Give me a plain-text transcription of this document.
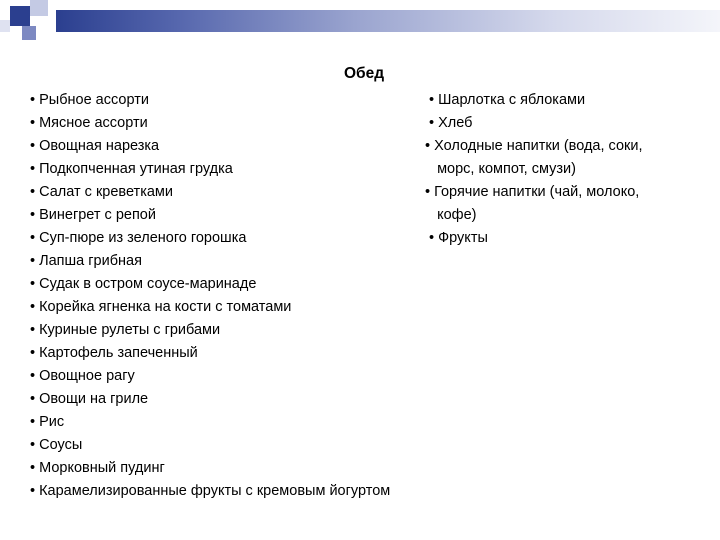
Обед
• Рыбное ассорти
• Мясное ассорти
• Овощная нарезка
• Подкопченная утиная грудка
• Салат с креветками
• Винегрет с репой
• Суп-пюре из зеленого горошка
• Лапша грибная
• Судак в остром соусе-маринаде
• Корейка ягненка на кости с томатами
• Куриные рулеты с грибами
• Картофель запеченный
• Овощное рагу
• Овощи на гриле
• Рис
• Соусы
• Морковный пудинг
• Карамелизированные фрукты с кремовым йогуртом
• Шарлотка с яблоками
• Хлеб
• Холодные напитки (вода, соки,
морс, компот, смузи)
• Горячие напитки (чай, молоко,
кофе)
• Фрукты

SHORT PROBLEM:
Reply with the number of lines in the material above that contain "напитки", and nothing more.

SOLUTION FOR THIS TASK:
2